▸ TASK OBJECTIVE
Repeat, without any change, the entries presented below.

▸ GIVEN DATA

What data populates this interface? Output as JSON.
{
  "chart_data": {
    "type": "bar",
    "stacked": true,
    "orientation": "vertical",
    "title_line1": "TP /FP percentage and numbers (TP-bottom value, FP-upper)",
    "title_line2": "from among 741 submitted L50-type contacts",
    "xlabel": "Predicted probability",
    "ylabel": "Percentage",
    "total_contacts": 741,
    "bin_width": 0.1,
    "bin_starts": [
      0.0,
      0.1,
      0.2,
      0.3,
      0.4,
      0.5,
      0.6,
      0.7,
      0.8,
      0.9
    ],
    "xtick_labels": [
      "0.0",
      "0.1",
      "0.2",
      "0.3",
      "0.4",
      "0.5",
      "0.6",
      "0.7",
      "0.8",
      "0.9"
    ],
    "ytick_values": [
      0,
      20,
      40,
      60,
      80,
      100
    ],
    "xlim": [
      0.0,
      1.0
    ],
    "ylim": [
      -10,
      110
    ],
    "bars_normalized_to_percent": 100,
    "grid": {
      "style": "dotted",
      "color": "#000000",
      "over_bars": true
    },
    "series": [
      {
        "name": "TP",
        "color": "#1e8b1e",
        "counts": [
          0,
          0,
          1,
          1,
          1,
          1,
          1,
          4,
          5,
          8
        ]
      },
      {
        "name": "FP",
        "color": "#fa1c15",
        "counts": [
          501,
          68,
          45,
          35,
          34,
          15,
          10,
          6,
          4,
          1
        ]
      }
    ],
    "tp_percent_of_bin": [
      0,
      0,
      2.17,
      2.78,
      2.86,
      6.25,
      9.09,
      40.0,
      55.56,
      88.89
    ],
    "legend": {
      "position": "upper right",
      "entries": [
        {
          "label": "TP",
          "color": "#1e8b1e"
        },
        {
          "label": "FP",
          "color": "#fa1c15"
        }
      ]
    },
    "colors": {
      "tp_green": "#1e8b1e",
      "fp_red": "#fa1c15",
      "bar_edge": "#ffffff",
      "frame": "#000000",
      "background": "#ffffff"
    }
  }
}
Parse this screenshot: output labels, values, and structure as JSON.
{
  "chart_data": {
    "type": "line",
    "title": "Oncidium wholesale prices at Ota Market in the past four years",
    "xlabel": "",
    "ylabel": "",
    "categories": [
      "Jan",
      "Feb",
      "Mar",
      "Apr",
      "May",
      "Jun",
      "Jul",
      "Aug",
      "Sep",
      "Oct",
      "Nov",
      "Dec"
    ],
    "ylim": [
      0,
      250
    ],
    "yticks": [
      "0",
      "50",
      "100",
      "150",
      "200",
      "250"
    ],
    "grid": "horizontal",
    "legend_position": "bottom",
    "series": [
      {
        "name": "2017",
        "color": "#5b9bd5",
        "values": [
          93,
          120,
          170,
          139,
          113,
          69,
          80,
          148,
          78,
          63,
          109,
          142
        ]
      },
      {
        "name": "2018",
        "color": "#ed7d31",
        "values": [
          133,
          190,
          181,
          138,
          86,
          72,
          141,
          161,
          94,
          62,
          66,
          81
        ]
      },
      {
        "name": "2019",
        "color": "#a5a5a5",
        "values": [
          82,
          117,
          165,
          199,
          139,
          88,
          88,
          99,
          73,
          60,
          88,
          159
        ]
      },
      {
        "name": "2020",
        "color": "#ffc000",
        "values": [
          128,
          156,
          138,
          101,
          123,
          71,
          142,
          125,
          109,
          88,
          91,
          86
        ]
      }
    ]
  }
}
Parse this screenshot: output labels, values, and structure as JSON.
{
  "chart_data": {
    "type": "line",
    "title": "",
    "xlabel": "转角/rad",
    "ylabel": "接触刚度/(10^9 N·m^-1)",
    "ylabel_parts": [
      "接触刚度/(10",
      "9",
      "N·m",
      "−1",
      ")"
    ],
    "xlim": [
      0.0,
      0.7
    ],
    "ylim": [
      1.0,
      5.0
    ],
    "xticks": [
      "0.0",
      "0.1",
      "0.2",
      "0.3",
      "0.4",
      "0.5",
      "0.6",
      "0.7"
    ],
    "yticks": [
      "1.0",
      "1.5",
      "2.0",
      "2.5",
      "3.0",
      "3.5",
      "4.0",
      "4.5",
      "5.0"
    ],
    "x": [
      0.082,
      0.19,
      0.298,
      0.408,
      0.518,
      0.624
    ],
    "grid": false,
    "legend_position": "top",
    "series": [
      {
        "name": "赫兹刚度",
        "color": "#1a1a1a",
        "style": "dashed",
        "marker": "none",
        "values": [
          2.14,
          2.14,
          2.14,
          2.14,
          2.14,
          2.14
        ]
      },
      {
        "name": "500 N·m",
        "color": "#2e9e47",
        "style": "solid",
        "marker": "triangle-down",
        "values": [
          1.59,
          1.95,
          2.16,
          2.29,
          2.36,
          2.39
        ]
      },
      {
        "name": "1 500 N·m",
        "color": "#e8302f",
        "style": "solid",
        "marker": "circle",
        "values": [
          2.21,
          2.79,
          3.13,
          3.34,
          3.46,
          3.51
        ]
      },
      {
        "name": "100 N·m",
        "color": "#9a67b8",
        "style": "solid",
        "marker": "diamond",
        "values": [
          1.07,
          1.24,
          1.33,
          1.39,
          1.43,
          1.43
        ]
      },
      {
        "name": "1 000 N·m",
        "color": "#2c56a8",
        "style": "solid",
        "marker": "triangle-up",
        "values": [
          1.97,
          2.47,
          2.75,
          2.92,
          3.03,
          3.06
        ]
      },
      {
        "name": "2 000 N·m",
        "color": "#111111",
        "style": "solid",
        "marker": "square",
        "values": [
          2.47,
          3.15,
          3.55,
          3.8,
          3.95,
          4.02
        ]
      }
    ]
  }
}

▸ RESULT OF THE TASK
What data populates this interface? Output as JSON.
{
  "chart_data": {
    "type": "bar",
    "stacked": true,
    "orientation": "vertical",
    "title_line1": "TP /FP percentage and numbers (TP-bottom value, FP-upper)",
    "title_line2": "from among 741 submitted L50-type contacts",
    "xlabel": "Predicted probability",
    "ylabel": "Percentage",
    "total_contacts": 741,
    "bin_width": 0.1,
    "bin_starts": [
      0.0,
      0.1,
      0.2,
      0.3,
      0.4,
      0.5,
      0.6,
      0.7,
      0.8,
      0.9
    ],
    "xtick_labels": [
      "0.0",
      "0.1",
      "0.2",
      "0.3",
      "0.4",
      "0.5",
      "0.6",
      "0.7",
      "0.8",
      "0.9"
    ],
    "ytick_values": [
      0,
      20,
      40,
      60,
      80,
      100
    ],
    "xlim": [
      0.0,
      1.0
    ],
    "ylim": [
      -10,
      110
    ],
    "bars_normalized_to_percent": 100,
    "grid": {
      "style": "dotted",
      "color": "#000000",
      "over_bars": true
    },
    "series": [
      {
        "name": "TP",
        "color": "#1e8b1e",
        "counts": [
          0,
          0,
          1,
          1,
          1,
          1,
          1,
          4,
          5,
          8
        ]
      },
      {
        "name": "FP",
        "color": "#fa1c15",
        "counts": [
          501,
          68,
          45,
          35,
          34,
          15,
          10,
          6,
          4,
          1
        ]
      }
    ],
    "tp_percent_of_bin": [
      0,
      0,
      2.17,
      2.78,
      2.86,
      6.25,
      9.09,
      40.0,
      55.56,
      88.89
    ],
    "legend": {
      "position": "upper right",
      "entries": [
        {
          "label": "TP",
          "color": "#1e8b1e"
        },
        {
          "label": "FP",
          "color": "#fa1c15"
        }
      ]
    },
    "colors": {
      "tp_green": "#1e8b1e",
      "fp_red": "#fa1c15",
      "bar_edge": "#ffffff",
      "frame": "#000000",
      "background": "#ffffff"
    }
  }
}
Parse this screenshot: output labels, values, and structure as JSON.
{
  "chart_data": {
    "type": "line",
    "title": "Oncidium wholesale prices at Ota Market in the past four years",
    "xlabel": "",
    "ylabel": "",
    "categories": [
      "Jan",
      "Feb",
      "Mar",
      "Apr",
      "May",
      "Jun",
      "Jul",
      "Aug",
      "Sep",
      "Oct",
      "Nov",
      "Dec"
    ],
    "ylim": [
      0,
      250
    ],
    "yticks": [
      "0",
      "50",
      "100",
      "150",
      "200",
      "250"
    ],
    "grid": "horizontal",
    "legend_position": "bottom",
    "series": [
      {
        "name": "2017",
        "color": "#5b9bd5",
        "values": [
          93,
          120,
          170,
          139,
          113,
          69,
          80,
          148,
          78,
          63,
          109,
          142
        ]
      },
      {
        "name": "2018",
        "color": "#ed7d31",
        "values": [
          133,
          190,
          181,
          138,
          86,
          72,
          141,
          161,
          94,
          62,
          66,
          81
        ]
      },
      {
        "name": "2019",
        "color": "#a5a5a5",
        "values": [
          82,
          117,
          165,
          199,
          139,
          88,
          88,
          99,
          73,
          60,
          88,
          159
        ]
      },
      {
        "name": "2020",
        "color": "#ffc000",
        "values": [
          128,
          156,
          138,
          101,
          123,
          71,
          142,
          125,
          109,
          88,
          91,
          86
        ]
      }
    ]
  }
}
Parse this screenshot: output labels, values, and structure as JSON.
{
  "chart_data": {
    "type": "line",
    "title": "",
    "xlabel": "转角/rad",
    "ylabel": "接触刚度/(10^9 N·m^-1)",
    "ylabel_parts": [
      "接触刚度/(10",
      "9",
      "N·m",
      "−1",
      ")"
    ],
    "xlim": [
      0.0,
      0.7
    ],
    "ylim": [
      1.0,
      5.0
    ],
    "xticks": [
      "0.0",
      "0.1",
      "0.2",
      "0.3",
      "0.4",
      "0.5",
      "0.6",
      "0.7"
    ],
    "yticks": [
      "1.0",
      "1.5",
      "2.0",
      "2.5",
      "3.0",
      "3.5",
      "4.0",
      "4.5",
      "5.0"
    ],
    "x": [
      0.082,
      0.19,
      0.298,
      0.408,
      0.518,
      0.624
    ],
    "grid": false,
    "legend_position": "top",
    "series": [
      {
        "name": "赫兹刚度",
        "color": "#1a1a1a",
        "style": "dashed",
        "marker": "none",
        "values": [
          2.14,
          2.14,
          2.14,
          2.14,
          2.14,
          2.14
        ]
      },
      {
        "name": "500 N·m",
        "color": "#2e9e47",
        "style": "solid",
        "marker": "triangle-down",
        "values": [
          1.59,
          1.95,
          2.16,
          2.29,
          2.36,
          2.39
        ]
      },
      {
        "name": "1 500 N·m",
        "color": "#e8302f",
        "style": "solid",
        "marker": "circle",
        "values": [
          2.21,
          2.79,
          3.13,
          3.34,
          3.46,
          3.51
        ]
      },
      {
        "name": "100 N·m",
        "color": "#9a67b8",
        "style": "solid",
        "marker": "diamond",
        "values": [
          1.07,
          1.24,
          1.33,
          1.39,
          1.43,
          1.43
        ]
      },
      {
        "name": "1 000 N·m",
        "color": "#2c56a8",
        "style": "solid",
        "marker": "triangle-up",
        "values": [
          1.97,
          2.47,
          2.75,
          2.92,
          3.03,
          3.06
        ]
      },
      {
        "name": "2 000 N·m",
        "color": "#111111",
        "style": "solid",
        "marker": "square",
        "values": [
          2.47,
          3.15,
          3.55,
          3.8,
          3.95,
          4.02
        ]
      }
    ]
  }
}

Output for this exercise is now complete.